- [Records shown]
--- START ---

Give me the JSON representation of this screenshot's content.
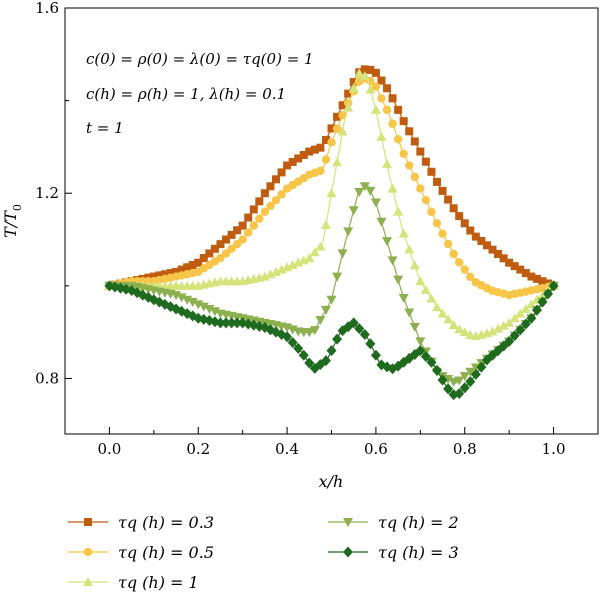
{
  "chart_data": {
    "type": "line",
    "xlabel": "x/h",
    "ylabel": "T/T0",
    "xlim": [
      -0.1,
      1.1
    ],
    "ylim": [
      0.68,
      1.6
    ],
    "x_ticks": [
      0.0,
      0.2,
      0.4,
      0.6,
      0.8,
      1.0
    ],
    "x_tick_labels": [
      "0.0",
      "0.2",
      "0.4",
      "0.6",
      "0.8",
      "1.0"
    ],
    "y_ticks": [
      0.8,
      1.2,
      1.6
    ],
    "y_tick_labels": [
      "0.8",
      "1.2",
      "1.6"
    ],
    "grid": false,
    "annotations": [
      "c(0) = ρ(0) = λ(0) = τq(0) = 1",
      "c(h) = ρ(h) = 1, λ(h) = 0.1",
      "t = 1"
    ],
    "legend_placement": "bottom",
    "series": [
      {
        "name": "τq (h) = 0.3",
        "color": "#c05c10",
        "marker": "square",
        "points": [
          [
            0.0,
            1.0
          ],
          [
            0.05,
            1.01
          ],
          [
            0.1,
            1.02
          ],
          [
            0.15,
            1.03
          ],
          [
            0.2,
            1.05
          ],
          [
            0.25,
            1.09
          ],
          [
            0.3,
            1.13
          ],
          [
            0.35,
            1.2
          ],
          [
            0.4,
            1.26
          ],
          [
            0.45,
            1.29
          ],
          [
            0.48,
            1.3
          ],
          [
            0.5,
            1.34
          ],
          [
            0.53,
            1.4
          ],
          [
            0.56,
            1.46
          ],
          [
            0.58,
            1.47
          ],
          [
            0.6,
            1.46
          ],
          [
            0.63,
            1.42
          ],
          [
            0.66,
            1.36
          ],
          [
            0.7,
            1.29
          ],
          [
            0.74,
            1.22
          ],
          [
            0.78,
            1.16
          ],
          [
            0.82,
            1.11
          ],
          [
            0.86,
            1.08
          ],
          [
            0.9,
            1.05
          ],
          [
            0.95,
            1.02
          ],
          [
            1.0,
            1.0
          ]
        ]
      },
      {
        "name": "τq (h) = 0.5",
        "color": "#f7c548",
        "marker": "circle",
        "points": [
          [
            0.0,
            1.0
          ],
          [
            0.05,
            1.01
          ],
          [
            0.1,
            1.01
          ],
          [
            0.15,
            1.02
          ],
          [
            0.2,
            1.03
          ],
          [
            0.25,
            1.06
          ],
          [
            0.3,
            1.1
          ],
          [
            0.35,
            1.16
          ],
          [
            0.4,
            1.21
          ],
          [
            0.45,
            1.24
          ],
          [
            0.48,
            1.25
          ],
          [
            0.5,
            1.31
          ],
          [
            0.53,
            1.38
          ],
          [
            0.56,
            1.44
          ],
          [
            0.58,
            1.45
          ],
          [
            0.6,
            1.43
          ],
          [
            0.63,
            1.37
          ],
          [
            0.66,
            1.29
          ],
          [
            0.7,
            1.21
          ],
          [
            0.74,
            1.13
          ],
          [
            0.78,
            1.06
          ],
          [
            0.82,
            1.01
          ],
          [
            0.86,
            0.99
          ],
          [
            0.9,
            0.98
          ],
          [
            0.95,
            0.99
          ],
          [
            1.0,
            1.0
          ]
        ]
      },
      {
        "name": "τq (h) = 1",
        "color": "#d5e47a",
        "marker": "triangle-up",
        "points": [
          [
            0.0,
            1.0
          ],
          [
            0.05,
            1.0
          ],
          [
            0.1,
            1.0
          ],
          [
            0.15,
            1.0
          ],
          [
            0.2,
            1.0
          ],
          [
            0.25,
            1.01
          ],
          [
            0.3,
            1.01
          ],
          [
            0.35,
            1.02
          ],
          [
            0.4,
            1.04
          ],
          [
            0.45,
            1.06
          ],
          [
            0.48,
            1.09
          ],
          [
            0.5,
            1.2
          ],
          [
            0.53,
            1.36
          ],
          [
            0.56,
            1.46
          ],
          [
            0.58,
            1.45
          ],
          [
            0.6,
            1.38
          ],
          [
            0.63,
            1.24
          ],
          [
            0.66,
            1.12
          ],
          [
            0.7,
            1.01
          ],
          [
            0.74,
            0.95
          ],
          [
            0.78,
            0.91
          ],
          [
            0.82,
            0.89
          ],
          [
            0.86,
            0.9
          ],
          [
            0.9,
            0.92
          ],
          [
            0.95,
            0.96
          ],
          [
            1.0,
            1.0
          ]
        ]
      },
      {
        "name": "τq (h) = 2",
        "color": "#8db04e",
        "marker": "triangle-down",
        "points": [
          [
            0.0,
            1.0
          ],
          [
            0.05,
            1.0
          ],
          [
            0.1,
            0.99
          ],
          [
            0.15,
            0.98
          ],
          [
            0.2,
            0.96
          ],
          [
            0.25,
            0.94
          ],
          [
            0.3,
            0.93
          ],
          [
            0.35,
            0.92
          ],
          [
            0.4,
            0.91
          ],
          [
            0.43,
            0.9
          ],
          [
            0.46,
            0.9
          ],
          [
            0.5,
            0.97
          ],
          [
            0.53,
            1.09
          ],
          [
            0.56,
            1.2
          ],
          [
            0.58,
            1.22
          ],
          [
            0.6,
            1.18
          ],
          [
            0.63,
            1.08
          ],
          [
            0.66,
            0.98
          ],
          [
            0.7,
            0.88
          ],
          [
            0.74,
            0.81
          ],
          [
            0.78,
            0.79
          ],
          [
            0.82,
            0.82
          ],
          [
            0.86,
            0.85
          ],
          [
            0.9,
            0.88
          ],
          [
            0.95,
            0.93
          ],
          [
            1.0,
            1.0
          ]
        ]
      },
      {
        "name": "τq (h) = 3",
        "color": "#1e6a1e",
        "marker": "diamond",
        "points": [
          [
            0.0,
            1.0
          ],
          [
            0.05,
            0.99
          ],
          [
            0.1,
            0.97
          ],
          [
            0.15,
            0.95
          ],
          [
            0.2,
            0.93
          ],
          [
            0.25,
            0.92
          ],
          [
            0.3,
            0.92
          ],
          [
            0.35,
            0.91
          ],
          [
            0.4,
            0.89
          ],
          [
            0.43,
            0.86
          ],
          [
            0.46,
            0.82
          ],
          [
            0.49,
            0.84
          ],
          [
            0.52,
            0.9
          ],
          [
            0.55,
            0.92
          ],
          [
            0.58,
            0.89
          ],
          [
            0.61,
            0.83
          ],
          [
            0.64,
            0.82
          ],
          [
            0.67,
            0.84
          ],
          [
            0.7,
            0.86
          ],
          [
            0.73,
            0.83
          ],
          [
            0.76,
            0.78
          ],
          [
            0.78,
            0.76
          ],
          [
            0.81,
            0.79
          ],
          [
            0.85,
            0.84
          ],
          [
            0.9,
            0.88
          ],
          [
            0.95,
            0.93
          ],
          [
            1.0,
            1.0
          ]
        ]
      }
    ]
  }
}
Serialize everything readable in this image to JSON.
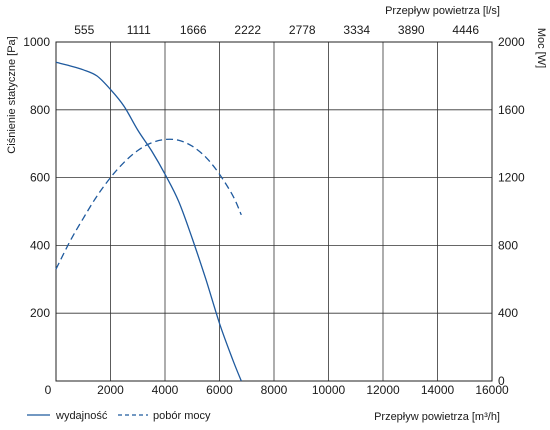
{
  "chart_data": {
    "type": "line",
    "x_axis_bottom": {
      "label": "Przepływ powietrza [m³/h]",
      "ticks": [
        "0",
        "2000",
        "4000",
        "6000",
        "8000",
        "10000",
        "12000",
        "14000",
        "16000"
      ],
      "range": [
        0,
        16000
      ]
    },
    "x_axis_top": {
      "label": "Przepływ powietrza [l/s]",
      "ticks": [
        "555",
        "1111",
        "1666",
        "2222",
        "2778",
        "3334",
        "3890",
        "4446"
      ]
    },
    "y_axis_left": {
      "label": "Ciśnienie statyczne [Pa]",
      "ticks": [
        "0",
        "200",
        "400",
        "600",
        "800",
        "1000"
      ],
      "range": [
        0,
        1000
      ]
    },
    "y_axis_right": {
      "label": "Moc [W]",
      "ticks": [
        "0",
        "400",
        "800",
        "1200",
        "1600",
        "2000"
      ],
      "range": [
        0,
        2000
      ]
    },
    "grid": true,
    "legend_position": "bottom-left",
    "series": [
      {
        "name": "wydajność",
        "axis": "left",
        "style": "solid",
        "color": "#1f5a9e",
        "x": [
          0,
          500,
          1000,
          1500,
          2000,
          2500,
          3000,
          3500,
          4000,
          4500,
          5000,
          5500,
          6000,
          6500,
          6800
        ],
        "y": [
          940,
          930,
          918,
          900,
          860,
          810,
          740,
          680,
          610,
          530,
          420,
          300,
          170,
          60,
          0
        ]
      },
      {
        "name": "pobór mocy",
        "axis": "right",
        "style": "dashed",
        "color": "#1f5a9e",
        "x": [
          0,
          500,
          1000,
          1500,
          2000,
          2500,
          3000,
          3500,
          4000,
          4500,
          5000,
          5500,
          6000,
          6500,
          6800
        ],
        "y": [
          660,
          820,
          960,
          1090,
          1200,
          1290,
          1360,
          1405,
          1425,
          1420,
          1385,
          1320,
          1220,
          1090,
          980
        ]
      }
    ],
    "legend": [
      {
        "label": "wydajność",
        "style": "solid"
      },
      {
        "label": "pobór mocy",
        "style": "dashed"
      }
    ]
  }
}
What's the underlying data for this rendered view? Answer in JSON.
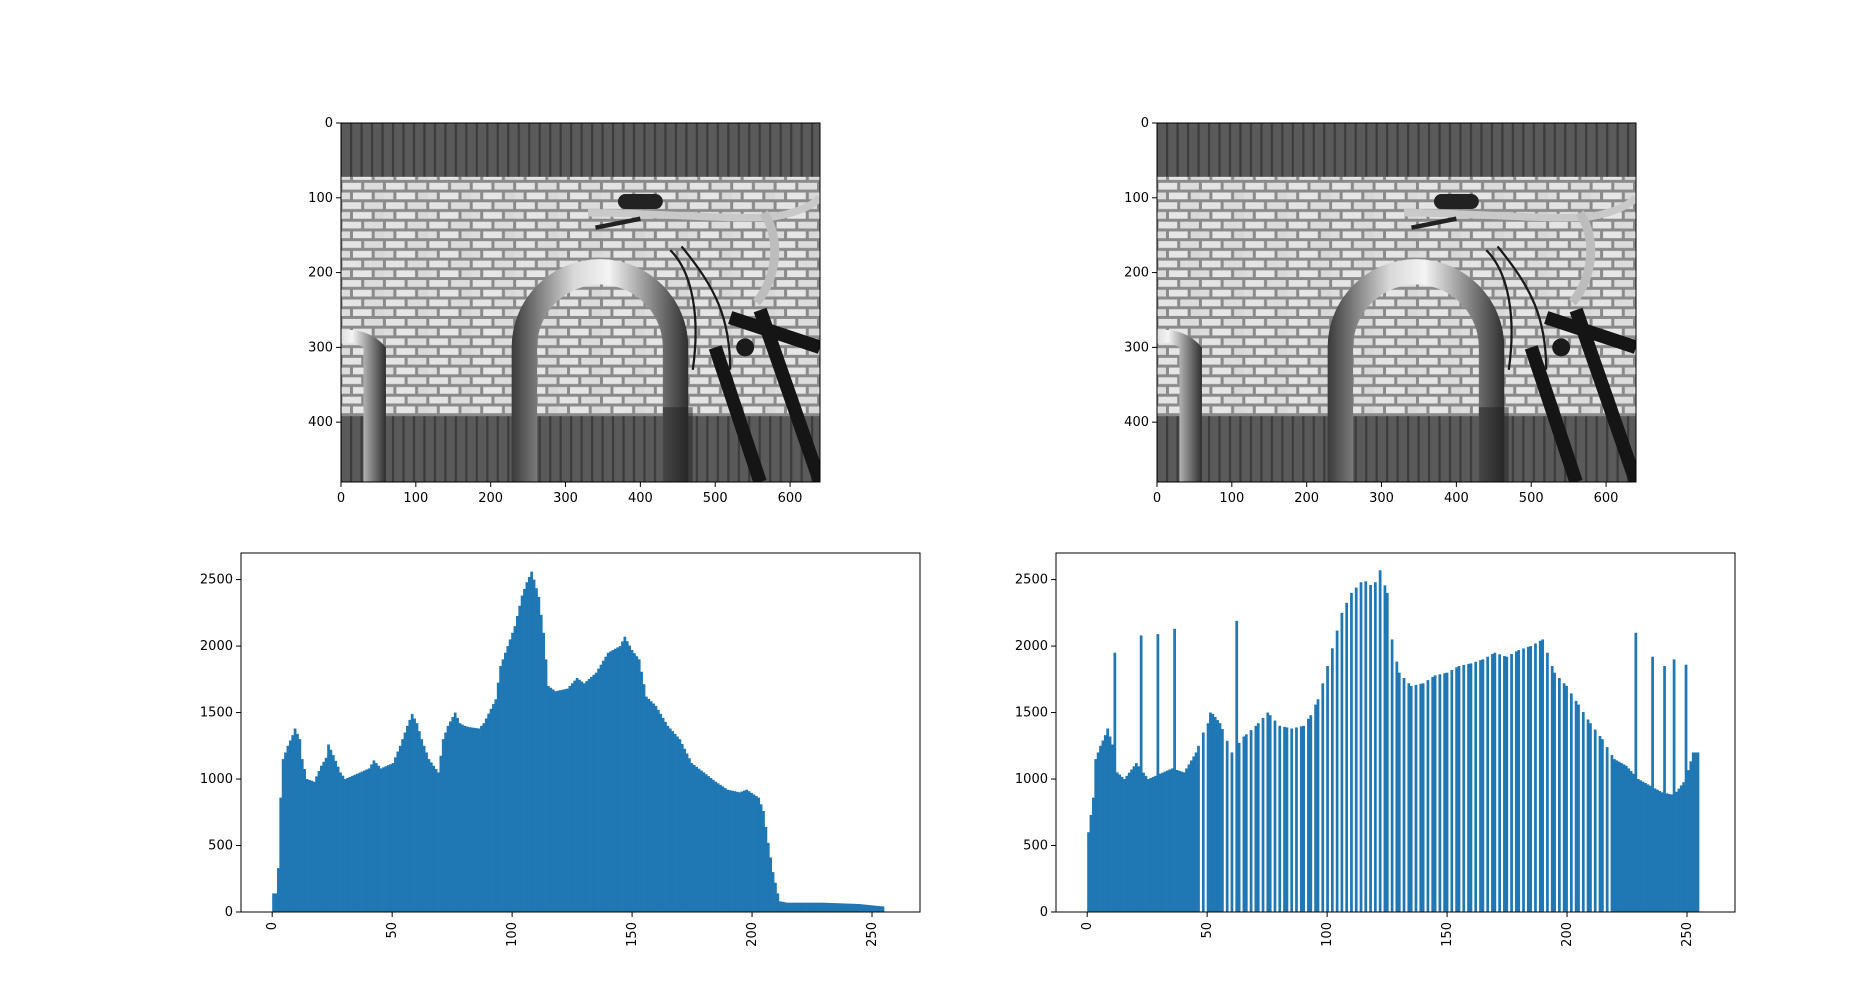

--- END ---

- [What is required] Report how many lines of the entries hold the word "powietrza". Nothing else is needed.

- [Task answer] 2